• [EXTRACTO DE LA PÁGINA]
**********

No vivimos más y mejor gracias al capitalismo, sino a las políticas progresistas

Jason Hickel

Antropólogo y escritor —

En los últimos años, prominentes gurús como Steven Pinker, Jordan Peterson y Bill Gates han invocado los avances en la esperanza de vida en el mundo para defender al capitalismo contra una creciente ola de críticos.

Es cierto, hay mucho que celebrar en este ámbito. Al fin y al cabo, la esperanza de vida ha aumentado considerablemente. “Cuando leen un escrito que defiende el capitalismo los intelectuales tienden a escupir”, escribe Pinker en su reciente libro, Enlightenment Now. Sin embargo, afirma, es “obvio” que “el PIB per cápita se correlaciona con la longevidad, la salud y la nutrición”.

Este argumento me resulta familiar. Según esta narrativa predominante, el capitalismo fue una fuerza progresista que puso fin a la servidumbre y desencadenó un considerable aumento del nivel de vida. En realidad, esto no es más que un cuento de hadas que no se sostiene con datos objetivos.

**********

• [DATOS REGISTRADOS]

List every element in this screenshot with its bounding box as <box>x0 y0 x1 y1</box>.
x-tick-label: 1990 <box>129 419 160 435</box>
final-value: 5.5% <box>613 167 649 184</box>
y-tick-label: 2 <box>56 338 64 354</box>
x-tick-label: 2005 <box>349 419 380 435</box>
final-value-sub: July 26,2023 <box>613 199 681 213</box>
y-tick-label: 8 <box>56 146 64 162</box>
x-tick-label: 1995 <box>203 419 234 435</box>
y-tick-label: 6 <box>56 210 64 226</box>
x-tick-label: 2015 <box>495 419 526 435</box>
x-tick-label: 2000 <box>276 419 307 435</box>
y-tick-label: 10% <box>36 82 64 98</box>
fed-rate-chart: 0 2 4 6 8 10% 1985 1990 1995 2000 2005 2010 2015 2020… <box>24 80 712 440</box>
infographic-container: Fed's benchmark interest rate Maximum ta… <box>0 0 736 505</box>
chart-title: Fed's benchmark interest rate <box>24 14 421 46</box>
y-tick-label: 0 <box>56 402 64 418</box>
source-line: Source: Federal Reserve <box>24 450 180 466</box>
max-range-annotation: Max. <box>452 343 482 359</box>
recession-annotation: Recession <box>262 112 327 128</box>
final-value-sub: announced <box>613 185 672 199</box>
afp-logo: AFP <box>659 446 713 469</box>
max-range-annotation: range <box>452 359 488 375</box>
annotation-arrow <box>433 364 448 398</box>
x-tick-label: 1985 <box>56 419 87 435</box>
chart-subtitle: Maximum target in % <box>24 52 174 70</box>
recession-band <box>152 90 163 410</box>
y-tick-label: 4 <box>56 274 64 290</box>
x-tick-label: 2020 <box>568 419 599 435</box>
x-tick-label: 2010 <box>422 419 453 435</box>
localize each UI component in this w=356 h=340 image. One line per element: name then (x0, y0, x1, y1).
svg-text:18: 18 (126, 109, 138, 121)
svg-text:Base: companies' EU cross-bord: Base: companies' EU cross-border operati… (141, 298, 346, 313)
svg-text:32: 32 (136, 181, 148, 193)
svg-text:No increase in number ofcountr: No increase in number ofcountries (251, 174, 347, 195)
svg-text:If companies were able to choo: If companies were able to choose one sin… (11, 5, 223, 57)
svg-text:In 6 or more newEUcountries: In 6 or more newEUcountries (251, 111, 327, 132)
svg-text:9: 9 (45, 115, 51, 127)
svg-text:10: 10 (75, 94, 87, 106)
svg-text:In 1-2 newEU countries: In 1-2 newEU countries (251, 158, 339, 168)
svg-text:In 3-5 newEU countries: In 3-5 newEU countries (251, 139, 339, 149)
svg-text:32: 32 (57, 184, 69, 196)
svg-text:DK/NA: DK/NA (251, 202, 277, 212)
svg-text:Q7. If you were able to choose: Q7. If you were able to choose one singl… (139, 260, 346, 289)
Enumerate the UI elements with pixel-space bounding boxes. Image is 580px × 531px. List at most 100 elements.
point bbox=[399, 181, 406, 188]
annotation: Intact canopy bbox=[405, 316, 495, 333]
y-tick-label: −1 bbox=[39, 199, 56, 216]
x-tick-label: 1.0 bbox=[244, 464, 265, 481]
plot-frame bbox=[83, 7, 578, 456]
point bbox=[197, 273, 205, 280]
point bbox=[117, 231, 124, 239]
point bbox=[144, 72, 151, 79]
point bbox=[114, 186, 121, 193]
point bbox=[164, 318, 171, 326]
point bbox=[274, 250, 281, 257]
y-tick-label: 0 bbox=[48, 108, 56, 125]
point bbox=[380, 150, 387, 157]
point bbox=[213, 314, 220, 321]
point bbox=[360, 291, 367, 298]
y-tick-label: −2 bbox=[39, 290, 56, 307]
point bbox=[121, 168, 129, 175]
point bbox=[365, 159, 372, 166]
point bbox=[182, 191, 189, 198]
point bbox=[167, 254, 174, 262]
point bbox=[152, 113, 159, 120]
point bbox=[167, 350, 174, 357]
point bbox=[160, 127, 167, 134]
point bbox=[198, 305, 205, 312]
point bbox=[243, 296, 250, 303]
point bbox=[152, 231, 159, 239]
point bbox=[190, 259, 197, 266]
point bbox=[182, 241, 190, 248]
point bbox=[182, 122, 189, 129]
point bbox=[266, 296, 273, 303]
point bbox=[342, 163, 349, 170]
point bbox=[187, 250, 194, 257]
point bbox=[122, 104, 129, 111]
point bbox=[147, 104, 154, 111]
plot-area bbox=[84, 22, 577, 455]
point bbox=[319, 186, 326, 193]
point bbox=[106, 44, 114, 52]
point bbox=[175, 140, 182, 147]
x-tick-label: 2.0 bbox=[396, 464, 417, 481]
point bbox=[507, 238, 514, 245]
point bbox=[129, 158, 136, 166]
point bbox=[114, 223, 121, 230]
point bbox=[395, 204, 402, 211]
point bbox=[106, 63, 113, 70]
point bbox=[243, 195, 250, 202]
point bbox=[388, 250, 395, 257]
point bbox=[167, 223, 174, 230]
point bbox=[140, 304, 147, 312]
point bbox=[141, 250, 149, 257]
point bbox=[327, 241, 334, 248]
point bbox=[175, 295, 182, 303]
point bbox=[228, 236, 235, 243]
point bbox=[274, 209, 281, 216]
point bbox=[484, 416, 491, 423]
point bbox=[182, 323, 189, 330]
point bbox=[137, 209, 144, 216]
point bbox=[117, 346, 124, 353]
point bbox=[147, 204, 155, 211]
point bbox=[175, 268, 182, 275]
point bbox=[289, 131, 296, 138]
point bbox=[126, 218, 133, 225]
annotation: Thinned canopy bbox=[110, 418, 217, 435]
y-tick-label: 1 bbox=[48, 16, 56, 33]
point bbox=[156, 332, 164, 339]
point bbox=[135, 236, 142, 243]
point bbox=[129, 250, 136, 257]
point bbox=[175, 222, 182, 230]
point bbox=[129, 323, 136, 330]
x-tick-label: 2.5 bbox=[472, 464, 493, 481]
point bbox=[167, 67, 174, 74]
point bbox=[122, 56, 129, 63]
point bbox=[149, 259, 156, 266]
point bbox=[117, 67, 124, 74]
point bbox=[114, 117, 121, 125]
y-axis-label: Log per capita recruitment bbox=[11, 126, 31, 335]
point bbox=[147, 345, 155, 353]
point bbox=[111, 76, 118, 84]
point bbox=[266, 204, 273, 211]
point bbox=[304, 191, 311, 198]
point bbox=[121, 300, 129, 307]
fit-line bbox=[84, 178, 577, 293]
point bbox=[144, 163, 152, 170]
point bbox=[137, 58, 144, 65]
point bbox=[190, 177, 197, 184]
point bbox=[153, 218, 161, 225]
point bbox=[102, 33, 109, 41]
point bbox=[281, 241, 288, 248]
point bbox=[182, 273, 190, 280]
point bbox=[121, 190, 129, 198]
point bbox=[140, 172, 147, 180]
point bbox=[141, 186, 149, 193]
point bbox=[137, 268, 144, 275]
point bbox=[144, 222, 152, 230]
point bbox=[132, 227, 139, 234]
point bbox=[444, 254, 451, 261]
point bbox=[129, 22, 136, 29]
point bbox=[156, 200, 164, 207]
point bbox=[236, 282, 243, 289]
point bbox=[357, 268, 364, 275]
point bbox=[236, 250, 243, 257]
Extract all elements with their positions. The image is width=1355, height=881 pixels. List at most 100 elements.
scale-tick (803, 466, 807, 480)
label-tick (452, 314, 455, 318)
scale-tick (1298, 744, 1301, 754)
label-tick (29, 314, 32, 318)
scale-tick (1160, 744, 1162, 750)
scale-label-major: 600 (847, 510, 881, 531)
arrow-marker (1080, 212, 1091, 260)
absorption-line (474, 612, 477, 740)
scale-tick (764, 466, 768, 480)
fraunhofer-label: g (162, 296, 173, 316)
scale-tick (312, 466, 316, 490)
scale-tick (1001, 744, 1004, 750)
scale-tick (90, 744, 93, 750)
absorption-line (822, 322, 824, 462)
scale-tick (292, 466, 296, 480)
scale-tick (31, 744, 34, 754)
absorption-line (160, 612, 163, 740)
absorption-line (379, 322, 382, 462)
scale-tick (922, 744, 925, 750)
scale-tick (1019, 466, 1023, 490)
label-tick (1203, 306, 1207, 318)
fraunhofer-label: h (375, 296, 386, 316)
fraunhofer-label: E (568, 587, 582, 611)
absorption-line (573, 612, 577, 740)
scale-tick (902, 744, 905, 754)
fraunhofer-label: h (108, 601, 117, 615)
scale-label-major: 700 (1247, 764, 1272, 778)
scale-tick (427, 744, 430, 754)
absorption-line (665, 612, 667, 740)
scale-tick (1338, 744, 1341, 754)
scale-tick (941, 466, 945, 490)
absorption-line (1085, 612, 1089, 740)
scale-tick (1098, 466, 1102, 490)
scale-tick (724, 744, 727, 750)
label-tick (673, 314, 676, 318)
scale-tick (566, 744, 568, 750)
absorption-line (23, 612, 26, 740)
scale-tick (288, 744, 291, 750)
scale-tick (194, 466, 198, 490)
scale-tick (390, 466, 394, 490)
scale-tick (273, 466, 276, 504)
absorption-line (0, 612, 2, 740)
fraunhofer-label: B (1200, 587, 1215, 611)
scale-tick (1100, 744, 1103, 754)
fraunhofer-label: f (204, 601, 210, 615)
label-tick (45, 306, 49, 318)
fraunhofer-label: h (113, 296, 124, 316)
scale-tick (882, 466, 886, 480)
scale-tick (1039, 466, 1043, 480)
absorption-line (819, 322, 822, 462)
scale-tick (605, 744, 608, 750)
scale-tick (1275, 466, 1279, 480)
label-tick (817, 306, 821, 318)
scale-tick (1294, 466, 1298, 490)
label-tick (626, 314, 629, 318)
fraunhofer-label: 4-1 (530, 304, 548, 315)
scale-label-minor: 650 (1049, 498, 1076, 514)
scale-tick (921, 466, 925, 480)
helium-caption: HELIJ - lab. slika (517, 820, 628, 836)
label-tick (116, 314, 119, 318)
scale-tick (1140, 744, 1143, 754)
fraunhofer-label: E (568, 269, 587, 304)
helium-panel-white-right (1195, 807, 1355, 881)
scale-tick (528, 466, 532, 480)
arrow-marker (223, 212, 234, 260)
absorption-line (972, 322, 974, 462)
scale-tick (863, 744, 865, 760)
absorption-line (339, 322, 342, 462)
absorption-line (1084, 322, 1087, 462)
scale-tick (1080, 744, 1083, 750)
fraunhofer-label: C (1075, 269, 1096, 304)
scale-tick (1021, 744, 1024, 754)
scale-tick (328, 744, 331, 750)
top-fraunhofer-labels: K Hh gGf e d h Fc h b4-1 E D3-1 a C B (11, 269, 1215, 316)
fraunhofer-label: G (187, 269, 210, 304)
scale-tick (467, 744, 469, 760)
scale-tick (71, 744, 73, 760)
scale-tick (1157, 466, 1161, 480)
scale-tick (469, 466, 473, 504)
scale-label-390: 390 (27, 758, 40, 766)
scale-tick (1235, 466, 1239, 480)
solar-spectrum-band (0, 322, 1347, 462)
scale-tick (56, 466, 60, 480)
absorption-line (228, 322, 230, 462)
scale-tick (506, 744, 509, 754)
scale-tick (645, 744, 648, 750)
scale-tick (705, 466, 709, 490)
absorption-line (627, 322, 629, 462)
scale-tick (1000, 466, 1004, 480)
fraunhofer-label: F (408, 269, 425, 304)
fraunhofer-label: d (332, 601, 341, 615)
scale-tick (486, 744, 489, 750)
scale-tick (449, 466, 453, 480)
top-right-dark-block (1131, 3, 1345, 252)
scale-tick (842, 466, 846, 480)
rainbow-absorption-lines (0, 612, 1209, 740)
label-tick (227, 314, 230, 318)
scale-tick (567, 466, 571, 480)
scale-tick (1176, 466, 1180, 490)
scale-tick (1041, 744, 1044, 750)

**********

• [OBJETIVOS]
A) Di si cada afirmación concuerda con el extracto, respondiendo sí o no y citando literalmente las palabras del extracto que lo deciden: (i) Bill Gates figura entre los gurús que invocan los avances en la esperanza de vida. (ii) El libro de Pinker que se menciona se titula Enlightenment Now. (iii) La esperanza de vida ha disminuido en los últimos años.
B) Enumera todas las personas que se nombran en el extracto.
C) Reescribe de forma más breve el párrafo del extracto que empieza por "Este argumento me resulta familiar", conservando sus datos principales.
Los registros no tienen relación alguna con el extracto.

• [RESPUESTAS]
A)
(i) Sí: "prominentes gurús como Steven Pinker, Jordan Peterson y Bill Gates".
(ii) Sí: "en su reciente libro, Enlightenment Now".
(iii) No: "la esperanza de vida ha aumentado considerablemente".

B)
- Jason Hickel
- Steven Pinker
- Jordan Peterson
- Bill Gates

C) El argumento me es conocido. La narrativa dominante presenta el capitalismo como una fuerza progresista que acabó con la servidumbre y elevó mucho el nivel de vida. Sin embargo, eso es un cuento de hadas que los datos objetivos no respaldan.